Bring together all lines of the material below that contain the string "AsArray".

Stored data
>> BEGIN

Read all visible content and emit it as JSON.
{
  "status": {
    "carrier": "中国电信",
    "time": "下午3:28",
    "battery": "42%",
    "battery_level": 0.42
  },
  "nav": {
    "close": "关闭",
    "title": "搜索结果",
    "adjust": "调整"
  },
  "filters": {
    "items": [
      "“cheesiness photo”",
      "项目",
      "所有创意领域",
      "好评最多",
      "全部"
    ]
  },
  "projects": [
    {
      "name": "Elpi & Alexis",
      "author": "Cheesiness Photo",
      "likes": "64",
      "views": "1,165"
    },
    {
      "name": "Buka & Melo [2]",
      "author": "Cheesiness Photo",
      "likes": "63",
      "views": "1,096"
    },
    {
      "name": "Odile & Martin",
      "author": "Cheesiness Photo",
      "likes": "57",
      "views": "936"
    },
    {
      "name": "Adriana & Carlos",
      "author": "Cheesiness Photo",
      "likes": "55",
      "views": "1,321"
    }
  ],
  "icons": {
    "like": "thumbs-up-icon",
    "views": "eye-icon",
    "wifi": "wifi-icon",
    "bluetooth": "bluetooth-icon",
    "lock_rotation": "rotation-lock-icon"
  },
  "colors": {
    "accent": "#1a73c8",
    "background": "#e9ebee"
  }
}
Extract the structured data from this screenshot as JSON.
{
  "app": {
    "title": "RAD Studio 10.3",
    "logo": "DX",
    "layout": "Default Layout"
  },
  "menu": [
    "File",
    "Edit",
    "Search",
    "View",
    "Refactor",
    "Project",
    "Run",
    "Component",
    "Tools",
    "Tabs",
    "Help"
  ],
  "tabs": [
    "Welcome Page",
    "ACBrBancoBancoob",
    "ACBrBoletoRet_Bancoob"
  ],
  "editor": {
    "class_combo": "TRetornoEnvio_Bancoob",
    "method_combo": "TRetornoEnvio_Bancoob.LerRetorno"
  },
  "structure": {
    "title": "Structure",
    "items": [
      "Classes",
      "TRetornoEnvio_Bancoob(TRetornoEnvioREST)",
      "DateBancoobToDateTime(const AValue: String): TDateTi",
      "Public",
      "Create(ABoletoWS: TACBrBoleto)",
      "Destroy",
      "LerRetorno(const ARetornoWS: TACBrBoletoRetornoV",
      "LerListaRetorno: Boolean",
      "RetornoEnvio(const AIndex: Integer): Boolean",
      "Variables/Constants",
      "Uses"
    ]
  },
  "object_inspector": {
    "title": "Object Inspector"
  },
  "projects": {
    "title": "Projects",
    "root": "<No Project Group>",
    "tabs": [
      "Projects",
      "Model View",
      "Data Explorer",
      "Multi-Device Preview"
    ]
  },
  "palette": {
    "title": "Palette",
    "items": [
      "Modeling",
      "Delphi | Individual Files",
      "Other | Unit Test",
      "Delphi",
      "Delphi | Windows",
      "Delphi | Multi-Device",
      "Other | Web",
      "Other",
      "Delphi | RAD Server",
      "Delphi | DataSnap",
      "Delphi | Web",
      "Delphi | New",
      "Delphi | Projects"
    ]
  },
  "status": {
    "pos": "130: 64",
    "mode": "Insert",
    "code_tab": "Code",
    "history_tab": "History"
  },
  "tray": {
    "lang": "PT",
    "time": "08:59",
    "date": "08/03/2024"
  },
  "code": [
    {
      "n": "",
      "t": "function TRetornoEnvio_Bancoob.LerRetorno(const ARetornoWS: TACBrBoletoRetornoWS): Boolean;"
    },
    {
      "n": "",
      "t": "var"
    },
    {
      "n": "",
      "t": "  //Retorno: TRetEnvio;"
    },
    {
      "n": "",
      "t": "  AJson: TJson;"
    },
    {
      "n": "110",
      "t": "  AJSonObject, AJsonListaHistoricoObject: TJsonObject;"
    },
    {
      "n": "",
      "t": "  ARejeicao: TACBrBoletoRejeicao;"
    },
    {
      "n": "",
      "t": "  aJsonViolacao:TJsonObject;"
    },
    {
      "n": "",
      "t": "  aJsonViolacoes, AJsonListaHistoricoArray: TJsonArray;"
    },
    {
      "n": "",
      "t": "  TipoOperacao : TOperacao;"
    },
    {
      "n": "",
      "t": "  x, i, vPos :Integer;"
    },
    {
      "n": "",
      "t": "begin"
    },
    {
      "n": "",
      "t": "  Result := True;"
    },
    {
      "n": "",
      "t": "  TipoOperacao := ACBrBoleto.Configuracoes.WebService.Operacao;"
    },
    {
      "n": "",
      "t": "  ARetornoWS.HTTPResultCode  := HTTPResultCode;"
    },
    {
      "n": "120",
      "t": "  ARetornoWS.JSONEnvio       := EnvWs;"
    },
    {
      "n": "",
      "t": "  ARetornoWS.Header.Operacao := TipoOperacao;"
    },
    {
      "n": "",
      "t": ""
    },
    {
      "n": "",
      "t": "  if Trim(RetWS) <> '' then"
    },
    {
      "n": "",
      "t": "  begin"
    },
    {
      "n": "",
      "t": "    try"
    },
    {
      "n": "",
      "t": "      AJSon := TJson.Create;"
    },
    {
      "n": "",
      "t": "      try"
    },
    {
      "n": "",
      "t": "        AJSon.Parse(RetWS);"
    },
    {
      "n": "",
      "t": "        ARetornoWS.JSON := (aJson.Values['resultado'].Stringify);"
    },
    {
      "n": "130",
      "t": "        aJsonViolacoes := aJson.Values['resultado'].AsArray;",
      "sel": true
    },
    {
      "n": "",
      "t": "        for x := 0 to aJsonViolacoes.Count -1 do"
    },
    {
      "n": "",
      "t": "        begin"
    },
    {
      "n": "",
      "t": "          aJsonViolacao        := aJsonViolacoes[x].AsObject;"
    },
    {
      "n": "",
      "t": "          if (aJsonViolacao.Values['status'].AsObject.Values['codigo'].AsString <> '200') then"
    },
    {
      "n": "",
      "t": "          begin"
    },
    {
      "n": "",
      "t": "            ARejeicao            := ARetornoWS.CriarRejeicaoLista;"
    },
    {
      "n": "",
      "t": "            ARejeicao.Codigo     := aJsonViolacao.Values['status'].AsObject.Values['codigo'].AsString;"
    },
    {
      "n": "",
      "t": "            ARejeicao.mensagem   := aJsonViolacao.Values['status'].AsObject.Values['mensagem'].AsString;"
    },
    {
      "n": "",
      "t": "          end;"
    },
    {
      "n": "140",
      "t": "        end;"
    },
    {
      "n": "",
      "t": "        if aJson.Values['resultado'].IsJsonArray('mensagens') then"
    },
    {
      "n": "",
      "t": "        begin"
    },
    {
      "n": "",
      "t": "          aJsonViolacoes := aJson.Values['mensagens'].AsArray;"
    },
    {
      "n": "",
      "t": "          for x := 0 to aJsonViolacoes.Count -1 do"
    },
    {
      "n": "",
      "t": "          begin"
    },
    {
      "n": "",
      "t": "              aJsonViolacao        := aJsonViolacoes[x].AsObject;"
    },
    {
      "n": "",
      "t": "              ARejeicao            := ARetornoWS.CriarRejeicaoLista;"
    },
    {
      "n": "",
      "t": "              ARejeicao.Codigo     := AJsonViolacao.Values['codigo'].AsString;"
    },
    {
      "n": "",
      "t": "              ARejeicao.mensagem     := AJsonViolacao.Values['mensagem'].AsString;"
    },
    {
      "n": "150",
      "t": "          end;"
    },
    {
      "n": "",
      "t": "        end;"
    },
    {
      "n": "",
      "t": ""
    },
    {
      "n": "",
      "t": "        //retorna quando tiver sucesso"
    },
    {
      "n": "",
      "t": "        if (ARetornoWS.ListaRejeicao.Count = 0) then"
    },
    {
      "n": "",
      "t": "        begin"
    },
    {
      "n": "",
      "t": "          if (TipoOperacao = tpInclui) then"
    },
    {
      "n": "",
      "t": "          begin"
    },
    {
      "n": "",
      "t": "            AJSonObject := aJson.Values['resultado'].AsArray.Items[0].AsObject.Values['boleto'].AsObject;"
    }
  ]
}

>> END

Full solution
      "t": "        aJsonViolacoes := aJson.Values['resultado'].AsArray;",
      "t": "          aJsonViolacoes := aJson.Values['mensagens'].AsArray;"
      "t": "            AJSonObject := aJson.Values['resultado'].AsArray.Items[0].AsObject.Values['boleto'].AsObject;"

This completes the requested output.